=== What is needed ===
Each entry here needs to be set down again exactly, please; pictures are left out.

=== Records ===

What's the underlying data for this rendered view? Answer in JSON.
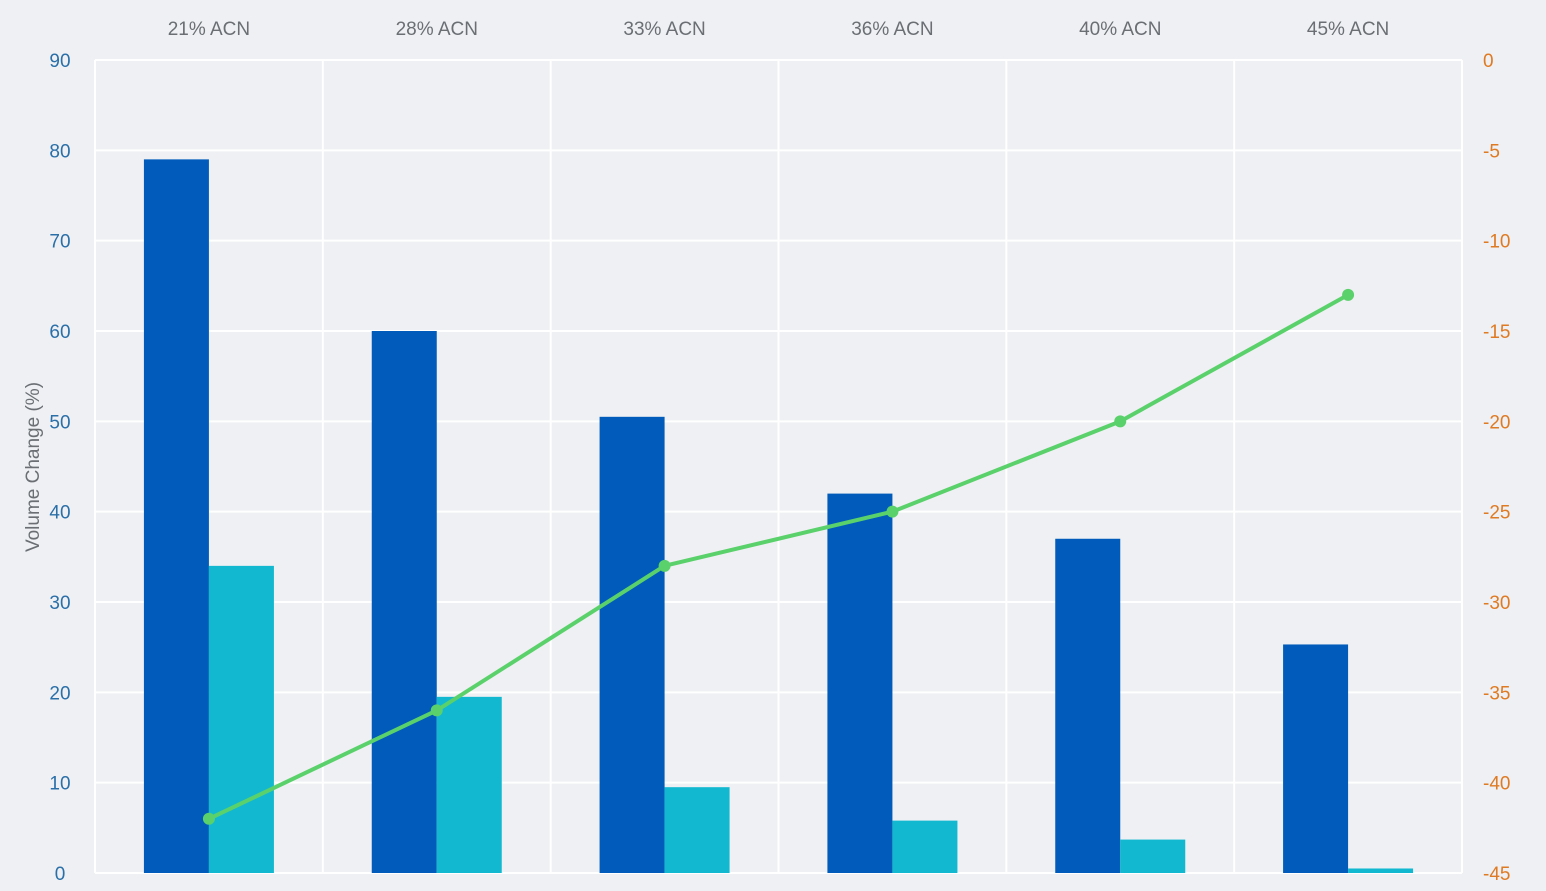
{
  "chart_data": {
    "type": "bar",
    "categories": [
      "21% ACN",
      "28% ACN",
      "33% ACN",
      "36% ACN",
      "40% ACN",
      "45% ACN"
    ],
    "series": [
      {
        "values": [
          79,
          60,
          50.5,
          42,
          37,
          25.3
        ],
        "color": "#005bbb",
        "axis": "left",
        "type": "bar"
      },
      {
        "values": [
          34,
          19.5,
          9.5,
          5.8,
          3.7,
          0.5
        ],
        "color": "#12b8d0",
        "axis": "left",
        "type": "bar"
      },
      {
        "values": [
          -42,
          -36,
          -28,
          -25,
          -20,
          -13
        ],
        "color": "#5ad16a",
        "axis": "right",
        "type": "line"
      }
    ],
    "ylabel": "Volume Change (%)",
    "ylim": [
      0,
      90
    ],
    "y2lim": [
      -45,
      0
    ],
    "yticks": [
      "0",
      "10",
      "20",
      "30",
      "40",
      "50",
      "60",
      "70",
      "80",
      "90"
    ],
    "y2ticks": [
      "-45",
      "-40",
      "-35",
      "-30",
      "-25",
      "-20",
      "-15",
      "-10",
      "-5",
      "0"
    ],
    "grid": true,
    "colors": {
      "left_axis": "#2a6fa8",
      "right_axis": "#e07a22",
      "grid": "#ffffff"
    }
  }
}
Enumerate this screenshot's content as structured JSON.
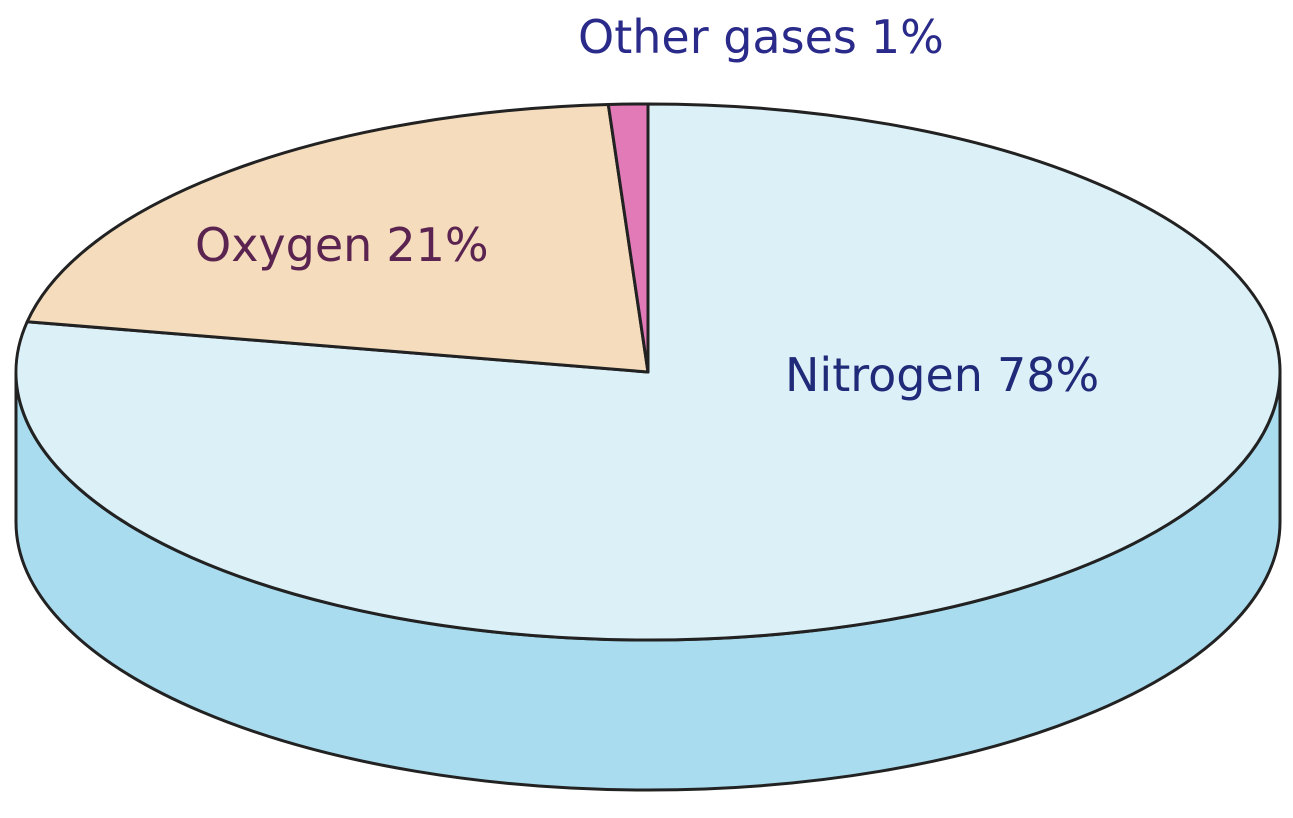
{
  "chart_data": {
    "type": "pie",
    "categories": [
      "Oxygen",
      "Nitrogen",
      "Other gases"
    ],
    "values": [
      21,
      78,
      1
    ],
    "value_labels": [
      "21%",
      "78%",
      "1%"
    ],
    "colors": [
      "#f4dcbc",
      "#dcf0f8",
      "#e27ab8"
    ],
    "start": "top",
    "direction": "clockwise",
    "order": [
      1,
      0,
      2
    ]
  }
}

=== Correct answer ===
What's the underlying data for this rendered view? Answer in JSON.
{
  "chart_data": {
    "type": "bar",
    "categories": [
      "21% ACN",
      "28% ACN",
      "33% ACN",
      "36% ACN",
      "40% ACN",
      "45% ACN"
    ],
    "series": [
      {
        "values": [
          79,
          60,
          50.5,
          42,
          37,
          25.3
        ],
        "color": "#005bbb",
        "axis": "left",
        "type": "bar"
      },
      {
        "values": [
          34,
          19.5,
          9.5,
          5.8,
          3.7,
          0.5
        ],
        "color": "#12b8d0",
        "axis": "left",
        "type": "bar"
      },
      {
        "values": [
          -42,
          -36,
          -28,
          -25,
          -20,
          -13
        ],
        "color": "#5ad16a",
        "axis": "right",
        "type": "line"
      }
    ],
    "ylabel": "Volume Change (%)",
    "ylim": [
      0,
      90
    ],
    "y2lim": [
      -45,
      0
    ],
    "yticks": [
      "0",
      "10",
      "20",
      "30",
      "40",
      "50",
      "60",
      "70",
      "80",
      "90"
    ],
    "y2ticks": [
      "-45",
      "-40",
      "-35",
      "-30",
      "-25",
      "-20",
      "-15",
      "-10",
      "-5",
      "0"
    ],
    "grid": true,
    "colors": {
      "left_axis": "#2a6fa8",
      "right_axis": "#e07a22",
      "grid": "#ffffff"
    }
  }
}
Enumerate this screenshot's content as structured JSON.
{
  "chart_data": {
    "type": "pie",
    "categories": [
      "Oxygen",
      "Nitrogen",
      "Other gases"
    ],
    "values": [
      21,
      78,
      1
    ],
    "value_labels": [
      "21%",
      "78%",
      "1%"
    ],
    "colors": [
      "#f4dcbc",
      "#dcf0f8",
      "#e27ab8"
    ],
    "start": "top",
    "direction": "clockwise",
    "order": [
      1,
      0,
      2
    ]
  }
}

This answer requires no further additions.